Given problem => Output the records exactly. Include every line.

Dataset items
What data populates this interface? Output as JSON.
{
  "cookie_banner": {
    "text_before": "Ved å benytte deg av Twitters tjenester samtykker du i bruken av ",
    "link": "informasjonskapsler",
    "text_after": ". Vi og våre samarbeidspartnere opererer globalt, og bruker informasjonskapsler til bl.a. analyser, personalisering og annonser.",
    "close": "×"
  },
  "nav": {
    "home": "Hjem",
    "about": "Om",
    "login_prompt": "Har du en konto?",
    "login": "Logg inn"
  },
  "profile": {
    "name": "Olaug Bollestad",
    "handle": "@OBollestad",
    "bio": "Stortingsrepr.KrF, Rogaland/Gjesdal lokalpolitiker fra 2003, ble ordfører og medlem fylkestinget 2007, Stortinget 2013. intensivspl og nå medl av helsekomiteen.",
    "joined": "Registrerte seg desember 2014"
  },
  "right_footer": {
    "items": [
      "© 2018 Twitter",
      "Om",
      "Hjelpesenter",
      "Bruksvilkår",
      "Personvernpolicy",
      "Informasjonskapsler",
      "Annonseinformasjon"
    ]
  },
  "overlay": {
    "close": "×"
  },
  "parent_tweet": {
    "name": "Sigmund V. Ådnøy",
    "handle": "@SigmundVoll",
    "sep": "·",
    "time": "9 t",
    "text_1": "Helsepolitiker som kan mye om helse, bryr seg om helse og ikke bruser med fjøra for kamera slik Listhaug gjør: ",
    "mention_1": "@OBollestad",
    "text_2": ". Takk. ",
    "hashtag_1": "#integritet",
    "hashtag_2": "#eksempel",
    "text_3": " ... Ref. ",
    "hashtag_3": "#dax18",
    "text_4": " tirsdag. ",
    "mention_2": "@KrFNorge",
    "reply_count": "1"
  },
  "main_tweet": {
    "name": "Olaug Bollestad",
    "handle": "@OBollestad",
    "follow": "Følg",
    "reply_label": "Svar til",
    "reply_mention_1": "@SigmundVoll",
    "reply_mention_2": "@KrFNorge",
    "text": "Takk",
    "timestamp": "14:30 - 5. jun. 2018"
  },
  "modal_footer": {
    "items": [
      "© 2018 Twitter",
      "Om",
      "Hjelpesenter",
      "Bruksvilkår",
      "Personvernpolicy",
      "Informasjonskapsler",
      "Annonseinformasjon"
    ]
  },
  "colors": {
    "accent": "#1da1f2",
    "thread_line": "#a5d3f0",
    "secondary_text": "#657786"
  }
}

Answer =>
What data populates this interface? Output as JSON.
{
  "cookie_banner": {
    "text_before": "Ved å benytte deg av Twitters tjenester samtykker du i bruken av ",
    "link": "informasjonskapsler",
    "text_after": ". Vi og våre samarbeidspartnere opererer globalt, og bruker informasjonskapsler til bl.a. analyser, personalisering og annonser.",
    "close": "×"
  },
  "nav": {
    "home": "Hjem",
    "about": "Om",
    "login_prompt": "Har du en konto?",
    "login": "Logg inn"
  },
  "profile": {
    "name": "Olaug Bollestad",
    "handle": "@OBollestad",
    "bio": "Stortingsrepr.KrF, Rogaland/Gjesdal lokalpolitiker fra 2003, ble ordfører og medlem fylkestinget 2007, Stortinget 2013. intensivspl og nå medl av helsekomiteen.",
    "joined": "Registrerte seg desember 2014"
  },
  "right_footer": {
    "items": [
      "© 2018 Twitter",
      "Om",
      "Hjelpesenter",
      "Bruksvilkår",
      "Personvernpolicy",
      "Informasjonskapsler",
      "Annonseinformasjon"
    ]
  },
  "overlay": {
    "close": "×"
  },
  "parent_tweet": {
    "name": "Sigmund V. Ådnøy",
    "handle": "@SigmundVoll",
    "sep": "·",
    "time": "9 t",
    "text_1": "Helsepolitiker som kan mye om helse, bryr seg om helse og ikke bruser med fjøra for kamera slik Listhaug gjør: ",
    "mention_1": "@OBollestad",
    "text_2": ". Takk. ",
    "hashtag_1": "#integritet",
    "hashtag_2": "#eksempel",
    "text_3": " ... Ref. ",
    "hashtag_3": "#dax18",
    "text_4": " tirsdag. ",
    "mention_2": "@KrFNorge",
    "reply_count": "1"
  },
  "main_tweet": {
    "name": "Olaug Bollestad",
    "handle": "@OBollestad",
    "follow": "Følg",
    "reply_label": "Svar til",
    "reply_mention_1": "@SigmundVoll",
    "reply_mention_2": "@KrFNorge",
    "text": "Takk",
    "timestamp": "14:30 - 5. jun. 2018"
  },
  "modal_footer": {
    "items": [
      "© 2018 Twitter",
      "Om",
      "Hjelpesenter",
      "Bruksvilkår",
      "Personvernpolicy",
      "Informasjonskapsler",
      "Annonseinformasjon"
    ]
  },
  "colors": {
    "accent": "#1da1f2",
    "thread_line": "#a5d3f0",
    "secondary_text": "#657786"
  }
}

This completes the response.